Data lines:
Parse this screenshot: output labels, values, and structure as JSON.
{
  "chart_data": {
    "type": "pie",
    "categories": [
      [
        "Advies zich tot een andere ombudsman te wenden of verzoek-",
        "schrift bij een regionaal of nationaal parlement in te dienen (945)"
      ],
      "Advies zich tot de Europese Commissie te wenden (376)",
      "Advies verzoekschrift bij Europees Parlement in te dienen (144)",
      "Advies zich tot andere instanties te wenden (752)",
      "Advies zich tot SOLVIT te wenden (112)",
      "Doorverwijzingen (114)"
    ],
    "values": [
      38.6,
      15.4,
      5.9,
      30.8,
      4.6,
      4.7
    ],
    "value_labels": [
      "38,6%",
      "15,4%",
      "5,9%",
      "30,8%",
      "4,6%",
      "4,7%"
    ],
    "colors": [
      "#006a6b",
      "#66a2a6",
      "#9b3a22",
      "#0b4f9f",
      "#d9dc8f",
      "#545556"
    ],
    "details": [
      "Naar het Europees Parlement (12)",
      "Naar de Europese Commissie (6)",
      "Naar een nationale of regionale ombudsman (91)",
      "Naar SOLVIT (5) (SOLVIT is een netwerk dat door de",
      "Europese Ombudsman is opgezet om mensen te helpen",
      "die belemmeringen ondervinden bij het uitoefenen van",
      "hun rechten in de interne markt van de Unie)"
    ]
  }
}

Exercise brief: Recopy the entries above exactly, with every line included.

Exercise solution:
Parse this screenshot: output labels, values, and structure as JSON.
{
  "chart_data": {
    "type": "pie",
    "categories": [
      [
        "Advies zich tot een andere ombudsman te wenden of verzoek-",
        "schrift bij een regionaal of nationaal parlement in te dienen (945)"
      ],
      "Advies zich tot de Europese Commissie te wenden (376)",
      "Advies verzoekschrift bij Europees Parlement in te dienen (144)",
      "Advies zich tot andere instanties te wenden (752)",
      "Advies zich tot SOLVIT te wenden (112)",
      "Doorverwijzingen (114)"
    ],
    "values": [
      38.6,
      15.4,
      5.9,
      30.8,
      4.6,
      4.7
    ],
    "value_labels": [
      "38,6%",
      "15,4%",
      "5,9%",
      "30,8%",
      "4,6%",
      "4,7%"
    ],
    "colors": [
      "#006a6b",
      "#66a2a6",
      "#9b3a22",
      "#0b4f9f",
      "#d9dc8f",
      "#545556"
    ],
    "details": [
      "Naar het Europees Parlement (12)",
      "Naar de Europese Commissie (6)",
      "Naar een nationale of regionale ombudsman (91)",
      "Naar SOLVIT (5) (SOLVIT is een netwerk dat door de",
      "Europese Ombudsman is opgezet om mensen te helpen",
      "die belemmeringen ondervinden bij het uitoefenen van",
      "hun rechten in de interne markt van de Unie)"
    ]
  }
}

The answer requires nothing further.